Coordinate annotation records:

#####

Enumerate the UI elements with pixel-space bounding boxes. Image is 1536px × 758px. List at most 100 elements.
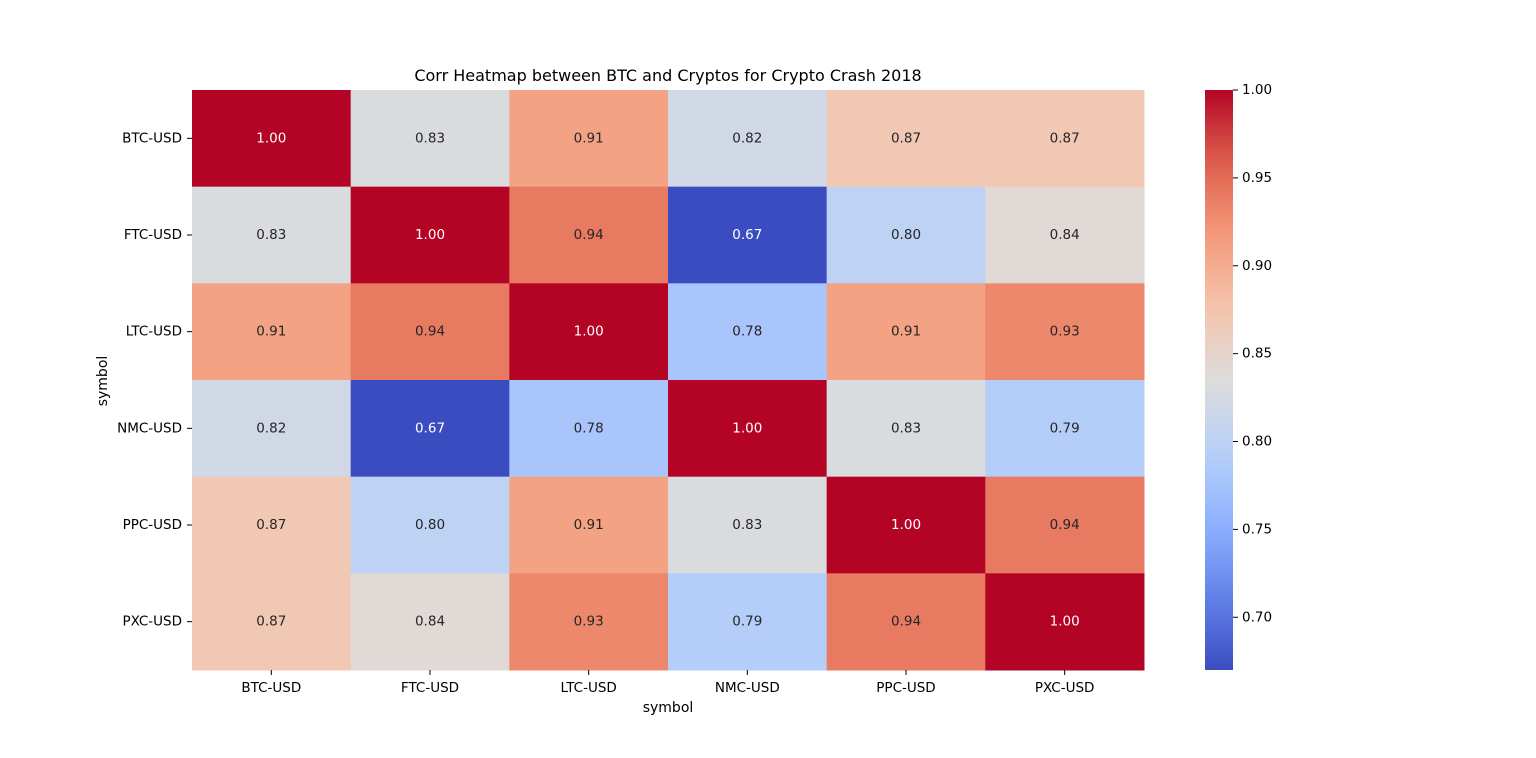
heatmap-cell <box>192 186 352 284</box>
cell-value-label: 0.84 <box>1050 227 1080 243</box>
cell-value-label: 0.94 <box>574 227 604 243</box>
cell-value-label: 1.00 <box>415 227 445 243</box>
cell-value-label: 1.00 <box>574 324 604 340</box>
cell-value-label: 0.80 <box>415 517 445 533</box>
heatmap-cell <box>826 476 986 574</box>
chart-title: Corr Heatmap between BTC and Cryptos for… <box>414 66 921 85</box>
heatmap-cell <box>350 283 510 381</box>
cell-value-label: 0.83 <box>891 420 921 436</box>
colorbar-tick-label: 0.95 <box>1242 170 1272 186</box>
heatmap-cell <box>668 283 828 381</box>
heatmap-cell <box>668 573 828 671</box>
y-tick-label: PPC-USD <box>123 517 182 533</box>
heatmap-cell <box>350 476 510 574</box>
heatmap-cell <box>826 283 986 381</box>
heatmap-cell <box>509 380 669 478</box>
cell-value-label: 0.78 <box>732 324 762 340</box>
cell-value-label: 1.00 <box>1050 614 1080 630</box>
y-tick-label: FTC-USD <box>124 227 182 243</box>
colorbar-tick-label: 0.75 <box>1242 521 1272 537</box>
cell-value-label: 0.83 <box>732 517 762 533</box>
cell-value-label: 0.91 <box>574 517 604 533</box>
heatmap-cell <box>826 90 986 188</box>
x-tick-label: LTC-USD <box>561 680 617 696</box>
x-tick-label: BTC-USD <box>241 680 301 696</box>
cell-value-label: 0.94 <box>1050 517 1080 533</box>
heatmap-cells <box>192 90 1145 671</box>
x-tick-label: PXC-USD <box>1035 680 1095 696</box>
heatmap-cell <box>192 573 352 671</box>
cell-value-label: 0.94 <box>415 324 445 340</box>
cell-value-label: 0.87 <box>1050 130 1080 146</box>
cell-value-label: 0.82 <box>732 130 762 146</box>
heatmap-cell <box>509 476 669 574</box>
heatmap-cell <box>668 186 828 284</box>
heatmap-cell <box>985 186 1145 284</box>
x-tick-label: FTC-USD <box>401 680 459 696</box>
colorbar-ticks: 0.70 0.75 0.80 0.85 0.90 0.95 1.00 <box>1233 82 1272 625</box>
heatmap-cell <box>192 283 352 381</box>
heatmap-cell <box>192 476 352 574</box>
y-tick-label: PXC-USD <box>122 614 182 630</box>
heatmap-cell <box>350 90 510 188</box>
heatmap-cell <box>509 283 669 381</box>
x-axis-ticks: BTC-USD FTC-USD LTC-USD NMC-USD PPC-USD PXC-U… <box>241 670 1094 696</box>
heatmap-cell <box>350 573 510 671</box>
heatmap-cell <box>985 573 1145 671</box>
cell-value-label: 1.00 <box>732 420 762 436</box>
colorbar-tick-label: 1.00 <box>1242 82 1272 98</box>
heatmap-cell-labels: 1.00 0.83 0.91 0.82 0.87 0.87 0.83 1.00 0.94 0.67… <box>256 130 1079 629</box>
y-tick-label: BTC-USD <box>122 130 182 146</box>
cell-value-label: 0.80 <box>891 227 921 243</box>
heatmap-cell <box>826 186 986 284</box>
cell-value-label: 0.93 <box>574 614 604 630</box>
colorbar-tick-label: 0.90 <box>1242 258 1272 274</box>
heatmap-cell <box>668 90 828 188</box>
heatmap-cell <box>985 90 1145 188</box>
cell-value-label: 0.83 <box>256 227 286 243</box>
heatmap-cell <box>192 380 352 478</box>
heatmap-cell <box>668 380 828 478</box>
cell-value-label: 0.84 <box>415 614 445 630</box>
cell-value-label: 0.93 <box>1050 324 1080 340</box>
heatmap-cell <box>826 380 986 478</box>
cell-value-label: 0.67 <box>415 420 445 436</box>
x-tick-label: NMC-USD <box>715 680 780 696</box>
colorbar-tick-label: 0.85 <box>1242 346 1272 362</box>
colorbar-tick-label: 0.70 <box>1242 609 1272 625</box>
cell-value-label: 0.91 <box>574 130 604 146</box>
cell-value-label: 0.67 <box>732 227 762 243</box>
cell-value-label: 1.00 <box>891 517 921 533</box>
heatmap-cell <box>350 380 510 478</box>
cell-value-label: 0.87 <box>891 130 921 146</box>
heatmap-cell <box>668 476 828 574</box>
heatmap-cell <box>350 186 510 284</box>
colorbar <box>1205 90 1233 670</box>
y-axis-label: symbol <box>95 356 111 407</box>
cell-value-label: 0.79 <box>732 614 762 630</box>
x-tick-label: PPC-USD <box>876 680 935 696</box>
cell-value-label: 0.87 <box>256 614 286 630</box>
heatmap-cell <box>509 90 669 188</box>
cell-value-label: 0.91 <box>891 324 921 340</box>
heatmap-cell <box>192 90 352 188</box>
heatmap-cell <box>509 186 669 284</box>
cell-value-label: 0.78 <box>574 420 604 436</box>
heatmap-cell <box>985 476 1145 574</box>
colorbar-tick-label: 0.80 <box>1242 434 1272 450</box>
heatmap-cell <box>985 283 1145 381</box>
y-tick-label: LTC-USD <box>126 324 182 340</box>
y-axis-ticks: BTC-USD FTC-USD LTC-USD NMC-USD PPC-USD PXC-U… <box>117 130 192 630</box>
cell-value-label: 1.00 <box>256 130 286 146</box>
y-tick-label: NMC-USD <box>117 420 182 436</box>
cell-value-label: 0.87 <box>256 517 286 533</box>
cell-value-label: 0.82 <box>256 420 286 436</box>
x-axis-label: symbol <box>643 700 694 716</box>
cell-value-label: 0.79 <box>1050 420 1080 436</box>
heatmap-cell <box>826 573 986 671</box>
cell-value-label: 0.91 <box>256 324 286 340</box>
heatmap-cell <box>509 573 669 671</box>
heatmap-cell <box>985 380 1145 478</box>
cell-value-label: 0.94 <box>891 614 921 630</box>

#####

[Written instruction]:
Revise the records by replacing each occurrence of "cell-value-label" with "annotation-value", leaving everything else unchanged and omitting the pictures from the output.

[Task result]:
Enumerate the UI elements with pixel-space bounding boxes. Image is 1536px × 758px. List at most 100 elements.
heatmap-cell <box>192 186 352 284</box>
annotation-value: 0.84 <box>1050 227 1080 243</box>
annotation-value: 0.94 <box>574 227 604 243</box>
annotation-value: 1.00 <box>415 227 445 243</box>
annotation-value: 1.00 <box>574 324 604 340</box>
annotation-value: 0.80 <box>415 517 445 533</box>
heatmap-cell <box>826 476 986 574</box>
chart-title: Corr Heatmap between BTC and Cryptos for… <box>414 66 921 85</box>
heatmap-cell <box>350 283 510 381</box>
annotation-value: 0.83 <box>891 420 921 436</box>
colorbar-tick-label: 0.95 <box>1242 170 1272 186</box>
heatmap-cell <box>668 283 828 381</box>
heatmap-cell <box>668 573 828 671</box>
y-tick-label: PPC-USD <box>123 517 182 533</box>
heatmap-cell <box>350 476 510 574</box>
heatmap-cell <box>826 283 986 381</box>
heatmap-cell <box>509 380 669 478</box>
annotation-value: 0.78 <box>732 324 762 340</box>
annotation-value: 1.00 <box>1050 614 1080 630</box>
y-tick-label: FTC-USD <box>124 227 182 243</box>
colorbar-tick-label: 0.75 <box>1242 521 1272 537</box>
annotation-value: 0.83 <box>732 517 762 533</box>
annotation-value: 0.91 <box>574 517 604 533</box>
heatmap-cell <box>826 90 986 188</box>
x-tick-label: LTC-USD <box>561 680 617 696</box>
x-tick-label: BTC-USD <box>241 680 301 696</box>
annotation-value: 0.94 <box>1050 517 1080 533</box>
heatmap-cells <box>192 90 1145 671</box>
x-tick-label: PXC-USD <box>1035 680 1095 696</box>
heatmap-cell <box>192 573 352 671</box>
annotation-value: 0.94 <box>415 324 445 340</box>
annotation-value: 0.87 <box>1050 130 1080 146</box>
annotation-value: 0.82 <box>732 130 762 146</box>
heatmap-cell <box>509 476 669 574</box>
heatmap-cell <box>668 186 828 284</box>
heatmap-cell <box>985 186 1145 284</box>
x-tick-label: FTC-USD <box>401 680 459 696</box>
colorbar-ticks: 0.70 0.75 0.80 0.85 0.90 0.95 1.00 <box>1233 82 1272 625</box>
heatmap-cell <box>192 283 352 381</box>
heatmap-cell <box>192 476 352 574</box>
y-tick-label: PXC-USD <box>122 614 182 630</box>
heatmap-cell <box>350 90 510 188</box>
heatmap-cell <box>509 283 669 381</box>
x-axis-ticks: BTC-USD FTC-USD LTC-USD NMC-USD PPC-USD PXC-U… <box>241 670 1094 696</box>
heatmap-cell <box>350 573 510 671</box>
heatmap-cell <box>985 573 1145 671</box>
annotation-value: 1.00 <box>732 420 762 436</box>
colorbar-tick-label: 1.00 <box>1242 82 1272 98</box>
heatmap-cell-labels: 1.00 0.83 0.91 0.82 0.87 0.87 0.83 1.00 0.94 0.67… <box>256 130 1079 629</box>
y-tick-label: BTC-USD <box>122 130 182 146</box>
annotation-value: 0.80 <box>891 227 921 243</box>
heatmap-cell <box>826 186 986 284</box>
annotation-value: 0.93 <box>574 614 604 630</box>
colorbar-tick-label: 0.90 <box>1242 258 1272 274</box>
heatmap-cell <box>668 90 828 188</box>
heatmap-cell <box>985 90 1145 188</box>
annotation-value: 0.83 <box>256 227 286 243</box>
heatmap-cell <box>192 380 352 478</box>
heatmap-cell <box>668 380 828 478</box>
annotation-value: 0.84 <box>415 614 445 630</box>
annotation-value: 0.93 <box>1050 324 1080 340</box>
heatmap-cell <box>826 380 986 478</box>
annotation-value: 0.67 <box>415 420 445 436</box>
x-tick-label: NMC-USD <box>715 680 780 696</box>
colorbar-tick-label: 0.85 <box>1242 346 1272 362</box>
colorbar-tick-label: 0.70 <box>1242 609 1272 625</box>
annotation-value: 0.91 <box>574 130 604 146</box>
annotation-value: 0.67 <box>732 227 762 243</box>
annotation-value: 1.00 <box>891 517 921 533</box>
heatmap-cell <box>350 380 510 478</box>
annotation-value: 0.87 <box>891 130 921 146</box>
heatmap-cell <box>668 476 828 574</box>
heatmap-cell <box>350 186 510 284</box>
colorbar <box>1205 90 1233 670</box>
y-axis-label: symbol <box>95 356 111 407</box>
annotation-value: 0.79 <box>732 614 762 630</box>
x-tick-label: PPC-USD <box>876 680 935 696</box>
annotation-value: 0.87 <box>256 614 286 630</box>
heatmap-cell <box>509 90 669 188</box>
annotation-value: 0.91 <box>891 324 921 340</box>
heatmap-cell <box>192 90 352 188</box>
heatmap-cell <box>509 186 669 284</box>
annotation-value: 0.78 <box>574 420 604 436</box>
heatmap-cell <box>985 476 1145 574</box>
colorbar-tick-label: 0.80 <box>1242 434 1272 450</box>
heatmap-cell <box>985 283 1145 381</box>
y-tick-label: LTC-USD <box>126 324 182 340</box>
y-axis-ticks: BTC-USD FTC-USD LTC-USD NMC-USD PPC-USD PXC-U… <box>117 130 192 630</box>
annotation-value: 1.00 <box>256 130 286 146</box>
y-tick-label: NMC-USD <box>117 420 182 436</box>
annotation-value: 0.87 <box>256 517 286 533</box>
annotation-value: 0.82 <box>256 420 286 436</box>
x-axis-label: symbol <box>643 700 694 716</box>
annotation-value: 0.79 <box>1050 420 1080 436</box>
heatmap-cell <box>826 573 986 671</box>
annotation-value: 0.91 <box>256 324 286 340</box>
heatmap-cell <box>509 573 669 671</box>
heatmap-cell <box>985 380 1145 478</box>
annotation-value: 0.94 <box>891 614 921 630</box>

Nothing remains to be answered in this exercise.